STATED TASK —
Copy out every line containing the word "JSON".

DATA PROVIDED —
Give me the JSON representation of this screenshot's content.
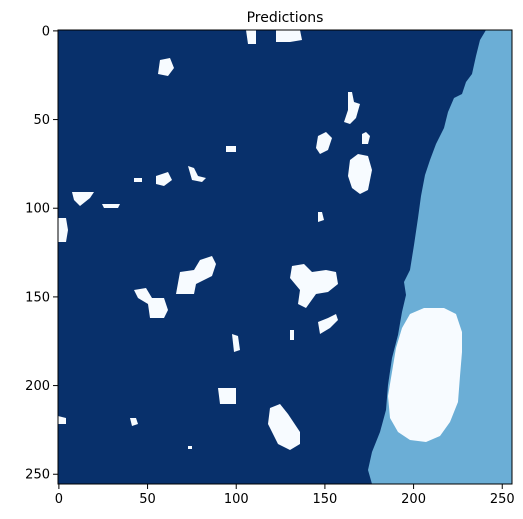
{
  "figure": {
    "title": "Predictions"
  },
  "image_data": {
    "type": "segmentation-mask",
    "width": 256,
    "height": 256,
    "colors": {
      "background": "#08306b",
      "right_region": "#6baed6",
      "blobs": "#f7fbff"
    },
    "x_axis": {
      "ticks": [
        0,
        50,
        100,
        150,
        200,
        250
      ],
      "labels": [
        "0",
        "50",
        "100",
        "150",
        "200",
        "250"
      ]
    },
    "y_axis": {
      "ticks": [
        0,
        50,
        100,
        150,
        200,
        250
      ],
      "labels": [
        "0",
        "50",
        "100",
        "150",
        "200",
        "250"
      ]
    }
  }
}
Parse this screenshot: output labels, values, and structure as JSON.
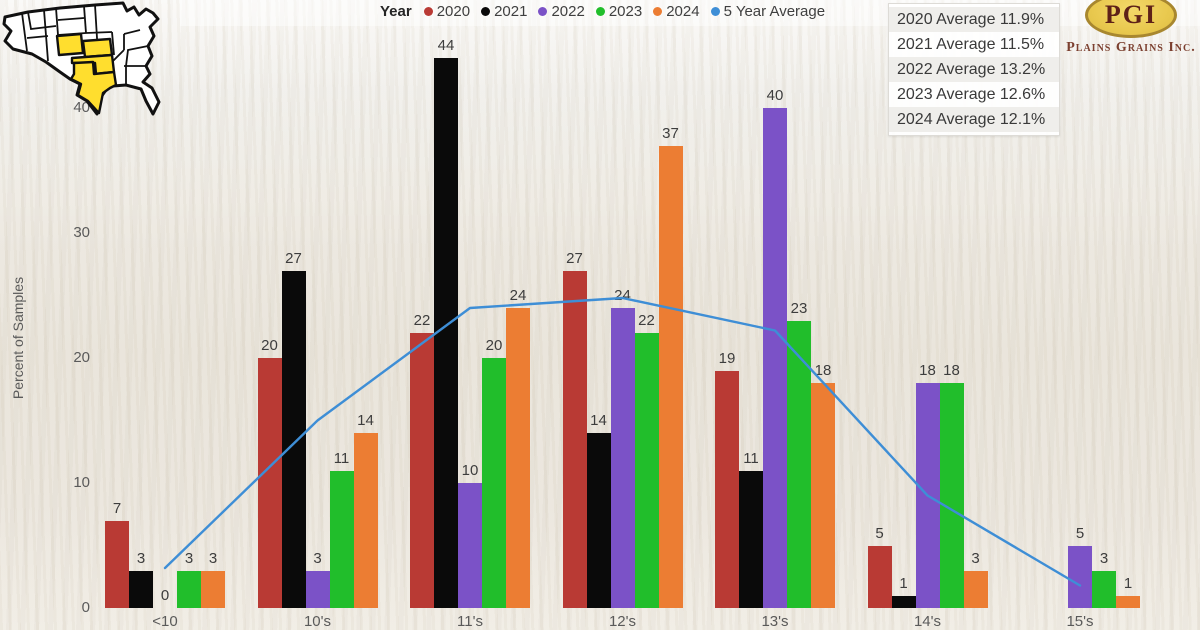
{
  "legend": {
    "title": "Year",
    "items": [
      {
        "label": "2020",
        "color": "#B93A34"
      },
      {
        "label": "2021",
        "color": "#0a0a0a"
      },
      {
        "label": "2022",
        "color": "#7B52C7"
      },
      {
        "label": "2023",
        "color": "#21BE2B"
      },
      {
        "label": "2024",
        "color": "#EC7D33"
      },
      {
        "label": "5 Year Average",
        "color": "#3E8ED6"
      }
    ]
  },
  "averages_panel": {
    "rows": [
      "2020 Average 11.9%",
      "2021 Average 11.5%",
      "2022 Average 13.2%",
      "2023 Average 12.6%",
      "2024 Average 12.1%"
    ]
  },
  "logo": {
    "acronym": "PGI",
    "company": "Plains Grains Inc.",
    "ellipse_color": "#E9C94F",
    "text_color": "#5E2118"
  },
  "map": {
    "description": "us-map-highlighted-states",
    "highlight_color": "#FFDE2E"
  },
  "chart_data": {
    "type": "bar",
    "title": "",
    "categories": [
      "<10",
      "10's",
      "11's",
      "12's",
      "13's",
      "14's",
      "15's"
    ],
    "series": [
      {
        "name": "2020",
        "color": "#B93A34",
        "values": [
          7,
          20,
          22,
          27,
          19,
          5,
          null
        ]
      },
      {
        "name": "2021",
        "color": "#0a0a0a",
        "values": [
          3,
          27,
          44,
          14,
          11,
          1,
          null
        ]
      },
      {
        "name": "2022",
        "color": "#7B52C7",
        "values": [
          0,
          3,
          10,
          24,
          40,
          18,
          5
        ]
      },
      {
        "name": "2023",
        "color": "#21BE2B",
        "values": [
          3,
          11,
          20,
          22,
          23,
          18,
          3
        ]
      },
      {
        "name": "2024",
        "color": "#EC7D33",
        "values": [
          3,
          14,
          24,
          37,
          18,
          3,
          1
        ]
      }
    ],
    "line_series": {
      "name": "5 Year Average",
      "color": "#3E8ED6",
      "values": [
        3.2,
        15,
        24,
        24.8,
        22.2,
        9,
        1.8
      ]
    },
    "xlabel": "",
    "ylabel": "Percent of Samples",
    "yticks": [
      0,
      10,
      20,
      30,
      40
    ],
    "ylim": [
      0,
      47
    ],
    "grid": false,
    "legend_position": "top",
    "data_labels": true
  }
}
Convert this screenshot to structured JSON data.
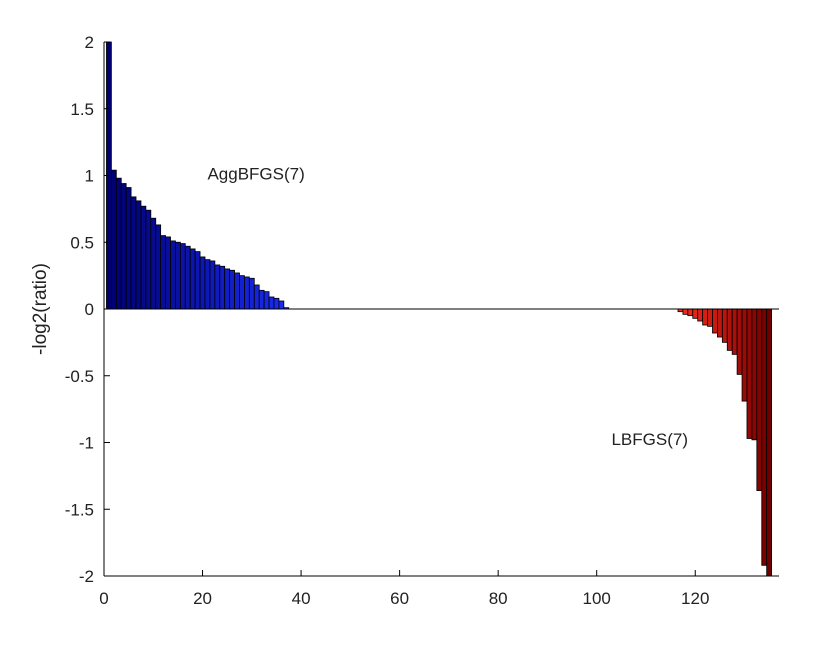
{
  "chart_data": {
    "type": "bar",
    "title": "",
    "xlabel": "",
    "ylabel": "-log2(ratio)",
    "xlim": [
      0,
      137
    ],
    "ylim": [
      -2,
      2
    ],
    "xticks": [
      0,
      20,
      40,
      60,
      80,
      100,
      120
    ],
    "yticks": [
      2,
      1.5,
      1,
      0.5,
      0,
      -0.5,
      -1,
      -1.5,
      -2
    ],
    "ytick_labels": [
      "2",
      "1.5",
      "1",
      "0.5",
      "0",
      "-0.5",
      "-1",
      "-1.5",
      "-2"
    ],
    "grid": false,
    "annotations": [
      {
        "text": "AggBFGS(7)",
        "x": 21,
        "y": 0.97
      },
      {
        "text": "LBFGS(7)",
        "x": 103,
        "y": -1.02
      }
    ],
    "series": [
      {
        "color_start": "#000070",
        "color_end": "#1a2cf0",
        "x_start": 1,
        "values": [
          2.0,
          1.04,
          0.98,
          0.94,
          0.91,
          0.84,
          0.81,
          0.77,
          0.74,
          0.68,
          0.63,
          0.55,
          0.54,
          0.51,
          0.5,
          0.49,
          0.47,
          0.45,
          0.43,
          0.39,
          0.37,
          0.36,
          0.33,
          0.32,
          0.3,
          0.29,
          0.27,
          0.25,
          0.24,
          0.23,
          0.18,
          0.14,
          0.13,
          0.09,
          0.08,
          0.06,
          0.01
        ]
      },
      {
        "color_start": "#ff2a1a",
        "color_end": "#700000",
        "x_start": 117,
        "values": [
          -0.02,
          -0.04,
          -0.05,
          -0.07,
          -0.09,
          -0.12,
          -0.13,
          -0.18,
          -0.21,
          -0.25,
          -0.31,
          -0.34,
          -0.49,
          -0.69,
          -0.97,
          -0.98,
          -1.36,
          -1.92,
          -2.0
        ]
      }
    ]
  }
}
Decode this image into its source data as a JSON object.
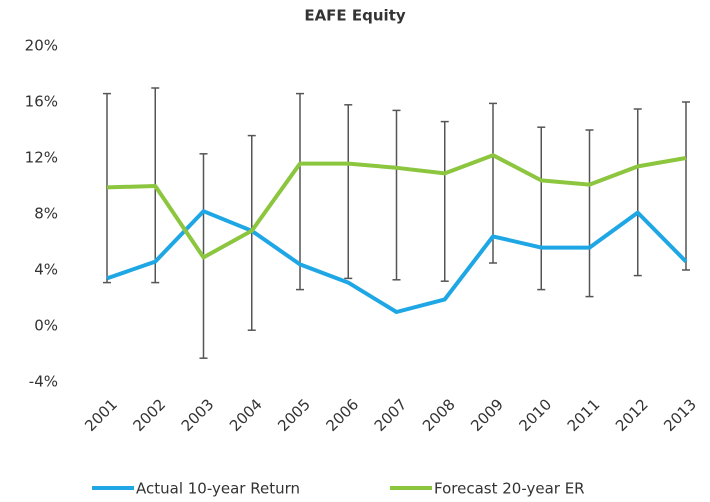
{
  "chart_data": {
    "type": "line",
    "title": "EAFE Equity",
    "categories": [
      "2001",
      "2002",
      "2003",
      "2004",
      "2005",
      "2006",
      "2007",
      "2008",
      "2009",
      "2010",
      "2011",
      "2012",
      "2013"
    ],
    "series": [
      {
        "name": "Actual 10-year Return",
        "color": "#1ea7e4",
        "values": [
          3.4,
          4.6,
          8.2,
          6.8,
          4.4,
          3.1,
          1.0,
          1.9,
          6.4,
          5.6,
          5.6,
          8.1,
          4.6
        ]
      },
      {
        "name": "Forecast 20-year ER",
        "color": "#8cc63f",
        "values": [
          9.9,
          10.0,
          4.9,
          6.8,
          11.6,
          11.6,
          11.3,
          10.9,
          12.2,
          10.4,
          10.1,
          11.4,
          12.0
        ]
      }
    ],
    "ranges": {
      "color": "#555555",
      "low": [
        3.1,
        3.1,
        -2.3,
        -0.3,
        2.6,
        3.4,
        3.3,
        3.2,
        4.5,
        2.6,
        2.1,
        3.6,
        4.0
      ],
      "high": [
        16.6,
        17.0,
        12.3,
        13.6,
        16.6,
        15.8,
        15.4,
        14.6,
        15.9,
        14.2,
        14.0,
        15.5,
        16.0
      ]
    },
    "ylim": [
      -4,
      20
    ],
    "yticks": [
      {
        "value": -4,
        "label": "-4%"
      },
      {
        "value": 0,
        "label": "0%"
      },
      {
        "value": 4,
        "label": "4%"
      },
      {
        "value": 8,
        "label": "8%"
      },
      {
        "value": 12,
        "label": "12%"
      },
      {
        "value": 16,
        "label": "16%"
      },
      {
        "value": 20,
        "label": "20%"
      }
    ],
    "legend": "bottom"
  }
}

FINAL RESULT —
Give me the JSON representation of this screenshot's content.
Parse this screenshot: output labels, values, and structure as JSON.
Convert this screenshot to structured JSON data.
Decode this image into its source data as a JSON object.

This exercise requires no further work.